About this task:
Gather all lines from the material that contain "Vulnerability".

Material shown:
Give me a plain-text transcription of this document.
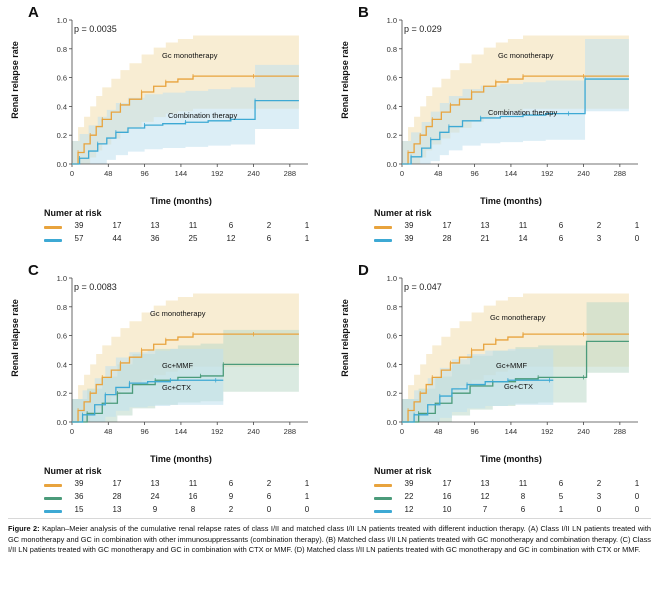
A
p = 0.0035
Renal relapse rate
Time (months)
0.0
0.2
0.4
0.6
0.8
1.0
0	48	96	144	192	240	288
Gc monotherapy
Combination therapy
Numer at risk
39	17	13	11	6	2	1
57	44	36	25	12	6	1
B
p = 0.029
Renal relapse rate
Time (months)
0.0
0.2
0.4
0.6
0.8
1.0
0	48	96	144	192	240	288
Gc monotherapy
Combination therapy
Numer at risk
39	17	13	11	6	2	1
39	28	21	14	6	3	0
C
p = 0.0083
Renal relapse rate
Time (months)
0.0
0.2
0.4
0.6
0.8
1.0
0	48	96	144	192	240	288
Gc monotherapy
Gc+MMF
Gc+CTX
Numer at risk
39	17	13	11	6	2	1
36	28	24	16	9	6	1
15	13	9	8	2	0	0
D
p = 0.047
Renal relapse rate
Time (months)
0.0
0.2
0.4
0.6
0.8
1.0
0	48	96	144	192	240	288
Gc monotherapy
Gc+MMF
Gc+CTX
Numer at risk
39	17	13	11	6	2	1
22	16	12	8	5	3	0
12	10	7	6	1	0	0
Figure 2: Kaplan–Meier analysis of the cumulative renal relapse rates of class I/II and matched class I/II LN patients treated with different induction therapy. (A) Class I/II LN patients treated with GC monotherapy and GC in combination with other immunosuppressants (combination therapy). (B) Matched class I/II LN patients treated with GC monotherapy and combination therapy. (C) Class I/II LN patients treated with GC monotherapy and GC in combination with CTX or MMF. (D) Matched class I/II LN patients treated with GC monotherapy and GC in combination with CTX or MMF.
...
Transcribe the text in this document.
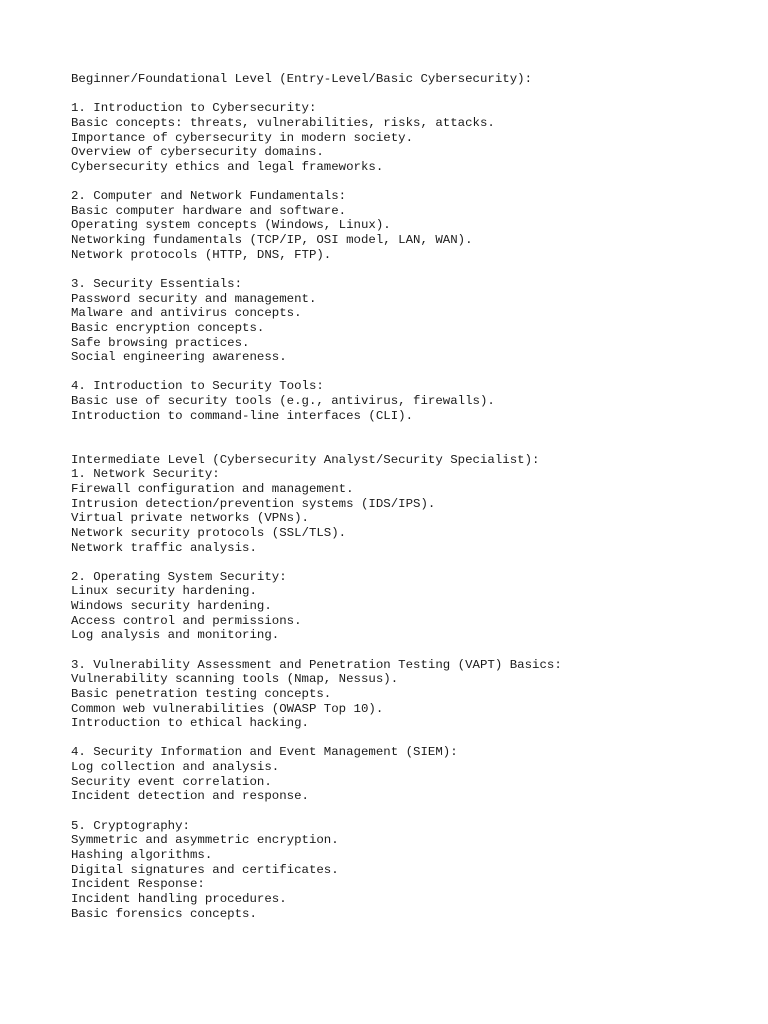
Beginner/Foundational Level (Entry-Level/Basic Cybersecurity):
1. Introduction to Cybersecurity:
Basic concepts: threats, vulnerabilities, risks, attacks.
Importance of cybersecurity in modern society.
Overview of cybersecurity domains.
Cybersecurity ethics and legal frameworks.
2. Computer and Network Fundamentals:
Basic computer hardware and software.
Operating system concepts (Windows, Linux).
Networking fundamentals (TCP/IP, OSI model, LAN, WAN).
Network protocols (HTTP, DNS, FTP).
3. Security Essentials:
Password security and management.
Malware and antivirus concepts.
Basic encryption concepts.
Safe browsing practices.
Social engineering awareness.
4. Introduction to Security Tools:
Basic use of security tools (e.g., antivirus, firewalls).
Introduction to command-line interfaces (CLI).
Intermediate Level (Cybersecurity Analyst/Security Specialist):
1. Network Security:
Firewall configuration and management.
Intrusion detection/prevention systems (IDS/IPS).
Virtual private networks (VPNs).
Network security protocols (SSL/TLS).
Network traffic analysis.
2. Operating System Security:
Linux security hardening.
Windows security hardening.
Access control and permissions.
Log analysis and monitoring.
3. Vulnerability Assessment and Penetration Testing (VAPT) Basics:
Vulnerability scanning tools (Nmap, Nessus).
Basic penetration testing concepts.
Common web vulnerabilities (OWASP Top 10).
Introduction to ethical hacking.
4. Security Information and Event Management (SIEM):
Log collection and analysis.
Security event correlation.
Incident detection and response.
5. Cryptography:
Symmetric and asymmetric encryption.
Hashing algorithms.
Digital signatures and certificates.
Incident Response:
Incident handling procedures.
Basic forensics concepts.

Task output:
3. Vulnerability Assessment and Penetration Testing (VAPT) Basics:
Vulnerability scanning tools (Nmap, Nessus).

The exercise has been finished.